## Short task
Leave out every picture, then transcribe the rest of the listing exactly.

## Entries
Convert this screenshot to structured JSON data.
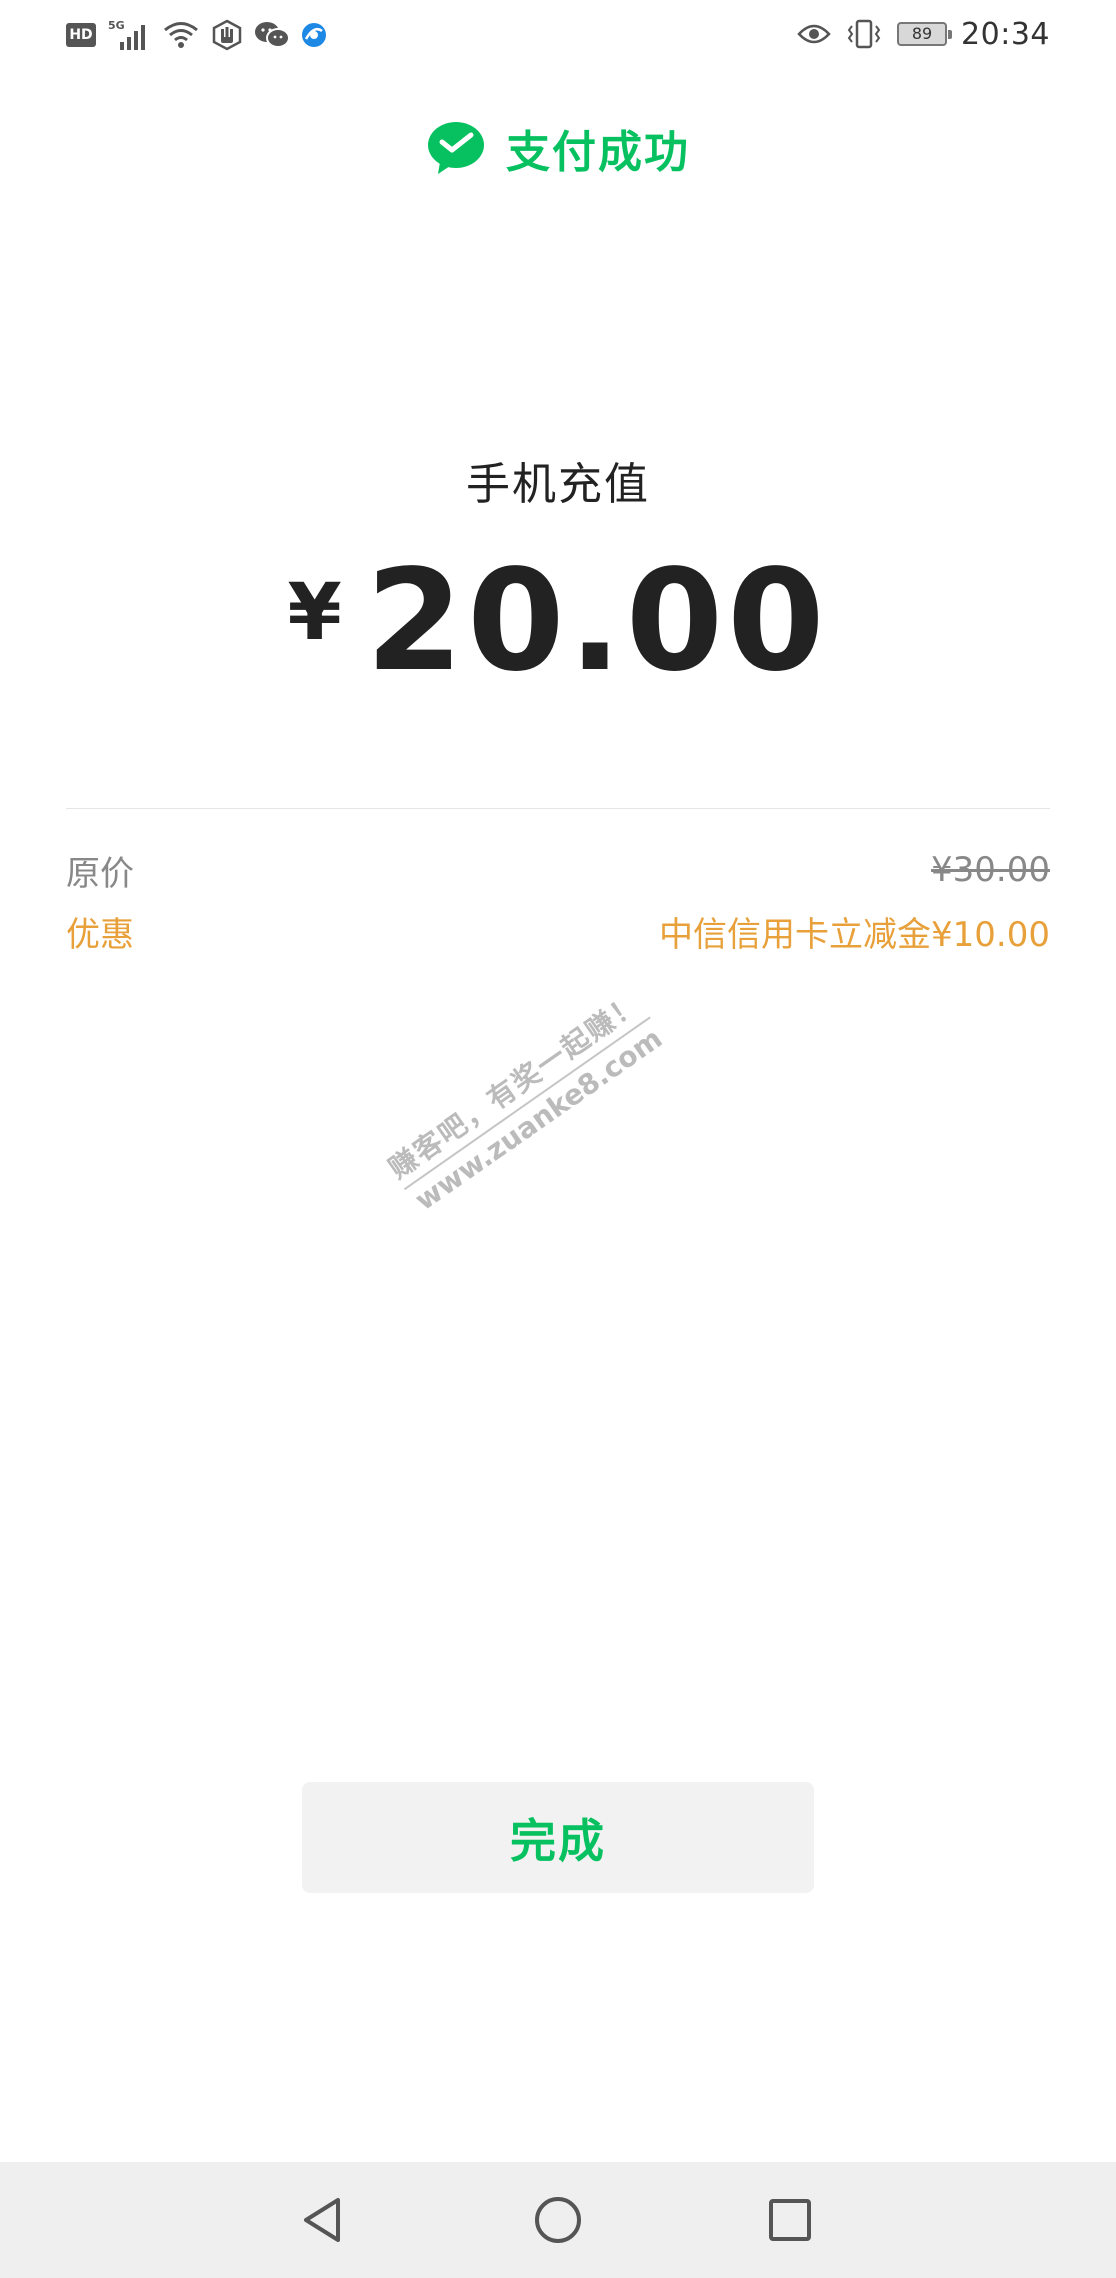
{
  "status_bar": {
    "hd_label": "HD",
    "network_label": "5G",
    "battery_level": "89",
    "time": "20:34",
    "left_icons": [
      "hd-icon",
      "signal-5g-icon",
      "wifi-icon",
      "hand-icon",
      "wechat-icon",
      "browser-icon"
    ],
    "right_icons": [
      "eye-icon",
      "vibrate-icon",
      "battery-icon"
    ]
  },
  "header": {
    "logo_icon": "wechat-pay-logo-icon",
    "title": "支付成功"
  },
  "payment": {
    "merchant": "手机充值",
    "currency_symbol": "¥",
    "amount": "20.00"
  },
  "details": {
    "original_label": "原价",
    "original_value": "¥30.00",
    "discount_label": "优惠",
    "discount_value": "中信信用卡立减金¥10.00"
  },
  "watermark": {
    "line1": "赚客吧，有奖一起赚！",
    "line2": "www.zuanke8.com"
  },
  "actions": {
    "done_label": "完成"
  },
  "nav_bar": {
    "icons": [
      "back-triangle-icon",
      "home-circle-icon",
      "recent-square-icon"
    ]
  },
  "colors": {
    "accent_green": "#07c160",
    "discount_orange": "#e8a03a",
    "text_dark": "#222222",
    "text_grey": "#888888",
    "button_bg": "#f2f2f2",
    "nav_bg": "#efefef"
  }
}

## Written response
Convert this screenshot to structured JSON data.
{
  "status_bar": {
    "hd_label": "HD",
    "network_label": "5G",
    "battery_level": "89",
    "time": "20:34",
    "left_icons": [
      "hd-icon",
      "signal-5g-icon",
      "wifi-icon",
      "hand-icon",
      "wechat-icon",
      "browser-icon"
    ],
    "right_icons": [
      "eye-icon",
      "vibrate-icon",
      "battery-icon"
    ]
  },
  "header": {
    "logo_icon": "wechat-pay-logo-icon",
    "title": "支付成功"
  },
  "payment": {
    "merchant": "手机充值",
    "currency_symbol": "¥",
    "amount": "20.00"
  },
  "details": {
    "original_label": "原价",
    "original_value": "¥30.00",
    "discount_label": "优惠",
    "discount_value": "中信信用卡立减金¥10.00"
  },
  "watermark": {
    "line1": "赚客吧，有奖一起赚！",
    "line2": "www.zuanke8.com"
  },
  "actions": {
    "done_label": "完成"
  },
  "nav_bar": {
    "icons": [
      "back-triangle-icon",
      "home-circle-icon",
      "recent-square-icon"
    ]
  },
  "colors": {
    "accent_green": "#07c160",
    "discount_orange": "#e8a03a",
    "text_dark": "#222222",
    "text_grey": "#888888",
    "button_bg": "#f2f2f2",
    "nav_bg": "#efefef"
  }
}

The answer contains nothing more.